## What the task asks
Lines containing the word "depuis" need to be counted. Please reply with how many there are, and nothing else.

## Given records

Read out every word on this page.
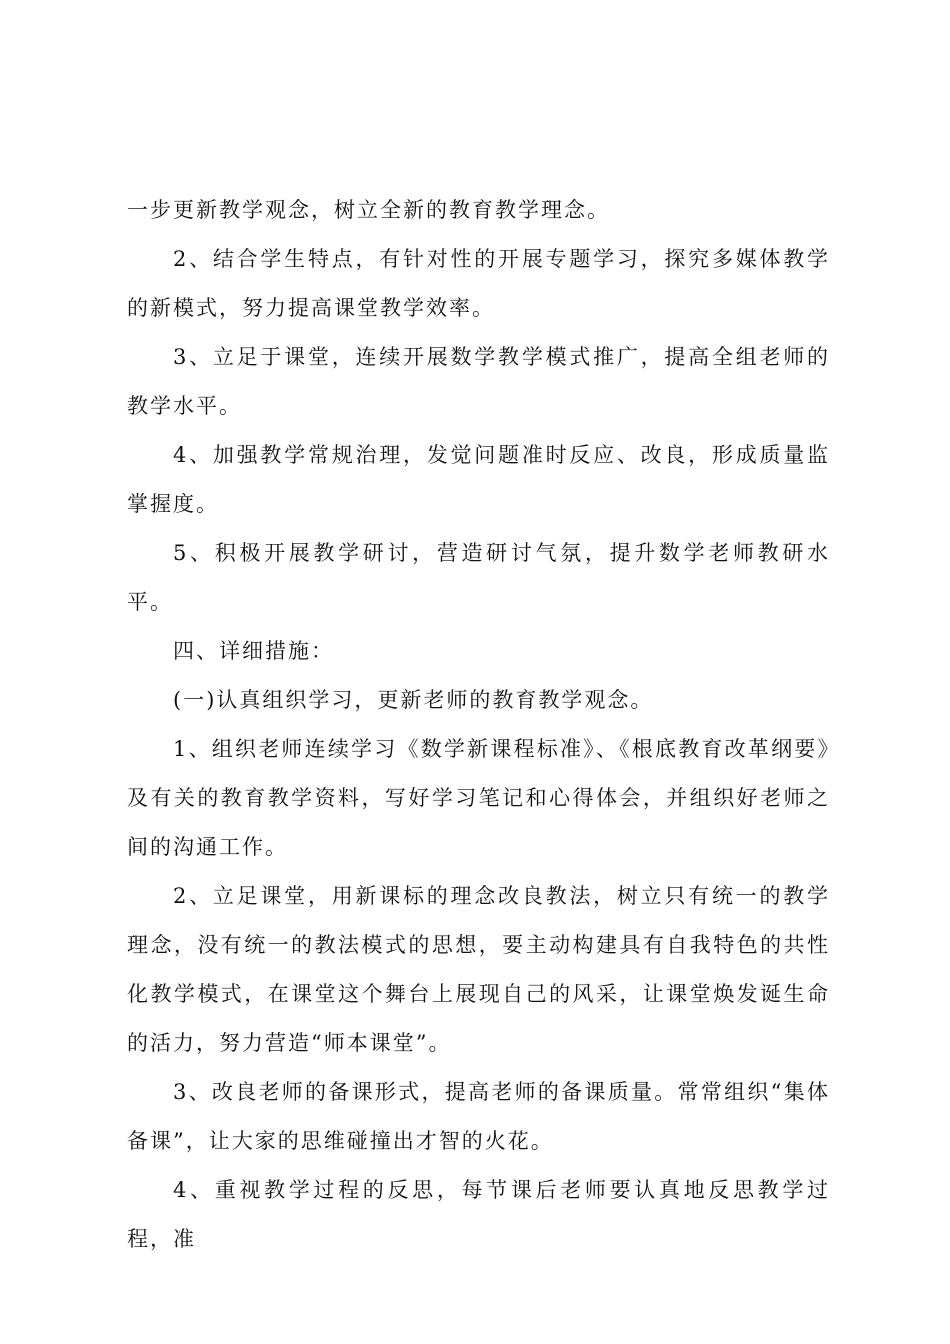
一步更新教学观念，树立全新的教育教学理念。

2、结合学生特点，有针对性的开展专题学习，探究多媒体教学的新模式，努力提高课堂教学效率。

3、立足于课堂，连续开展数学教学模式推广，提高全组老师的教学水平。

4、加强教学常规治理，发觉问题准时反应、改良，形成质量监掌握度。

5、积极开展教学研讨，营造研讨气氛，提升数学老师教研水平。

四、详细措施：

(一)认真组织学习，更新老师的教育教学观念。

1、组织老师连续学习《数学新课程标准》、《根底教育改革纲要》及有关的教育教学资料，写好学习笔记和心得体会，并组织好老师之间的沟通工作。

2、立足课堂，用新课标的理念改良教法，树立只有统一的教学理念，没有统一的教法模式的思想，要主动构建具有自我特色的共性化教学模式，在课堂这个舞台上展现自己的风采，让课堂焕发诞生命的活力，努力营造“师本课堂”。

3、改良老师的备课形式，提高老师的备课质量。常常组织“集体备课”，让大家的思维碰撞出才智的火花。

4、重视教学过程的反思，每节课后老师要认真地反思教学过程，准
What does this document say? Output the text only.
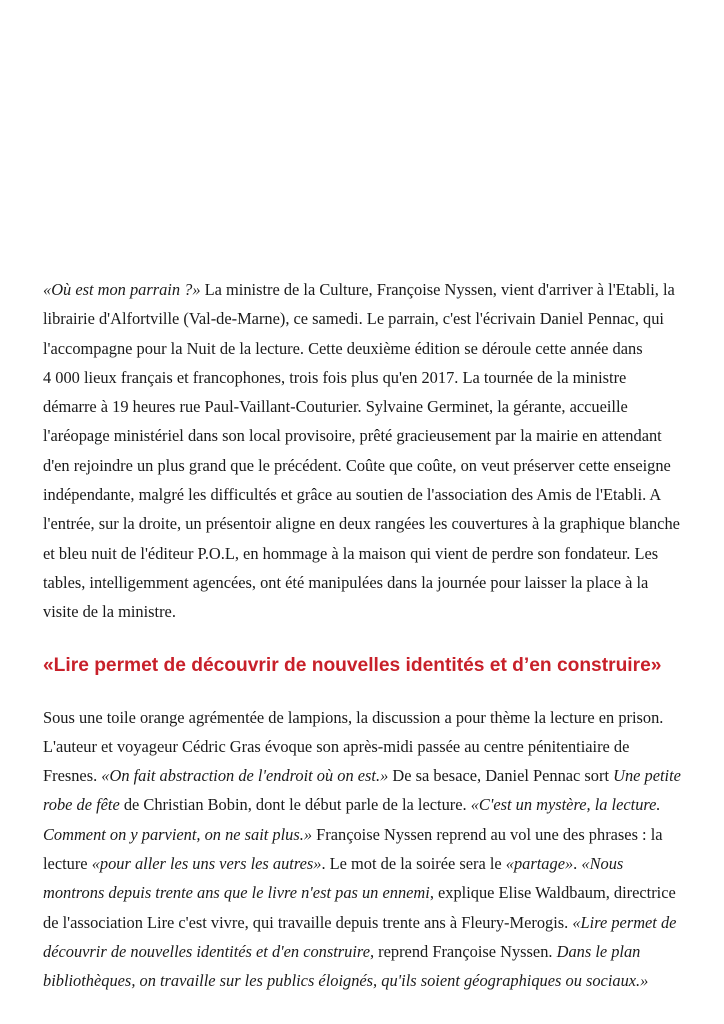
«Où est mon parrain ?» La ministre de la Culture, Françoise Nyssen, vient d'arriver à l'Etabli, la
librairie d'Alfortville (Val-de-Marne), ce samedi. Le parrain, c'est l'écrivain Daniel Pennac, qui
l'accompagne pour la Nuit de la lecture. Cette deuxième édition se déroule cette année dans
4 000 lieux français et francophones, trois fois plus qu'en 2017. La tournée de la ministre
démarre à 19 heures rue Paul-Vaillant-Couturier. Sylvaine Germinet, la gérante, accueille
l'aréopage ministériel dans son local provisoire, prêté gracieusement par la mairie en attendant
d'en rejoindre un plus grand que le précédent. Coûte que coûte, on veut préserver cette enseigne
indépendante, malgré les difficultés et grâce au soutien de l'association des Amis de l'Etabli. A
l'entrée, sur la droite, un présentoir aligne en deux rangées les couvertures à la graphique blanche
et bleu nuit de l'éditeur P.O.L, en hommage à la maison qui vient de perdre son fondateur. Les
tables, intelligemment agencées, ont été manipulées dans la journée pour laisser la place à la
visite de la ministre.

«Lire permet de découvrir de nouvelles identités et d’en construire»

Sous une toile orange agrémentée de lampions, la discussion a pour thème la lecture en prison.
L'auteur et voyageur Cédric Gras évoque son après-midi passée au centre pénitentiaire de
Fresnes. «On fait abstraction de l'endroit où on est.» De sa besace, Daniel Pennac sort Une petite
robe de fête de Christian Bobin, dont le début parle de la lecture. «C'est un mystère, la lecture.
Comment on y parvient, on ne sait plus.» Françoise Nyssen reprend au vol une des phrases : la
lecture «pour aller les uns vers les autres». Le mot de la soirée sera le «partage». «Nous
montrons depuis trente ans que le livre n'est pas un ennemi, explique Elise Waldbaum, directrice
de l'association Lire c'est vivre, qui travaille depuis trente ans à Fleury-Merogis. «Lire permet de
découvrir de nouvelles identités et d'en construire, reprend Françoise Nyssen. Dans le plan
bibliothèques, on travaille sur les publics éloignés, qu'ils soient géographiques ou sociaux.»
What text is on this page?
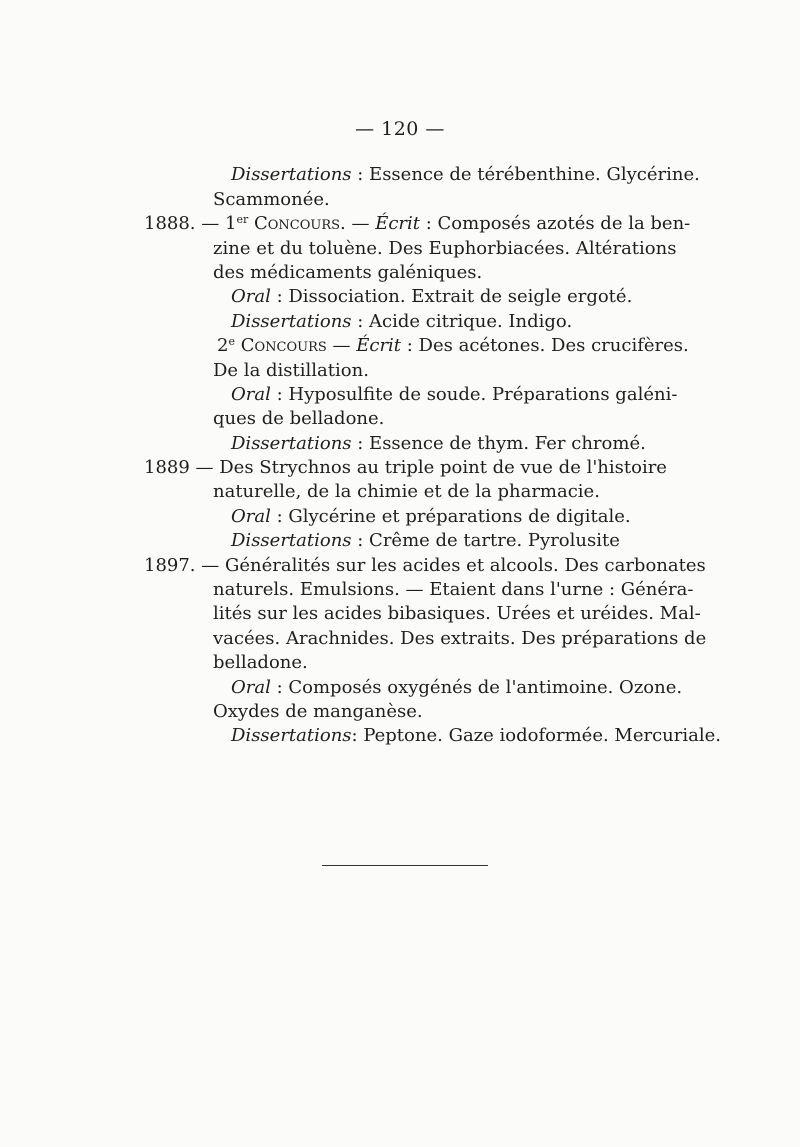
— 120 —
Dissertations : Essence de térébenthine. Glycérine.
Scammonée.
1888. — 1er Concours. — Écrit : Composés azotés de la ben-
zine et du toluène. Des Euphorbiacées. Altérations
des médicaments galéniques.
Oral : Dissociation. Extrait de seigle ergoté.
Dissertations : Acide citrique. Indigo.
2e Concours — Écrit : Des acétones. Des crucifères.
De la distillation.
Oral : Hyposulfite de soude. Préparations galéni-
ques de belladone.
Dissertations : Essence de thym. Fer chromé.
1889 — Des Strychnos au triple point de vue de l'histoire
naturelle, de la chimie et de la pharmacie.
Oral : Glycérine et préparations de digitale.
Dissertations : Crême de tartre. Pyrolusite
1897. — Généralités sur les acides et alcools. Des carbonates
naturels. Emulsions. — Etaient dans l'urne : Généra-
lités sur les acides bibasiques. Urées et uréides. Mal-
vacées. Arachnides. Des extraits. Des préparations de
belladone.
Oral : Composés oxygénés de l'antimoine. Ozone.
Oxydes de manganèse.
Dissertations: Peptone. Gaze iodoformée. Mercuriale.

## Answer to this exercise
2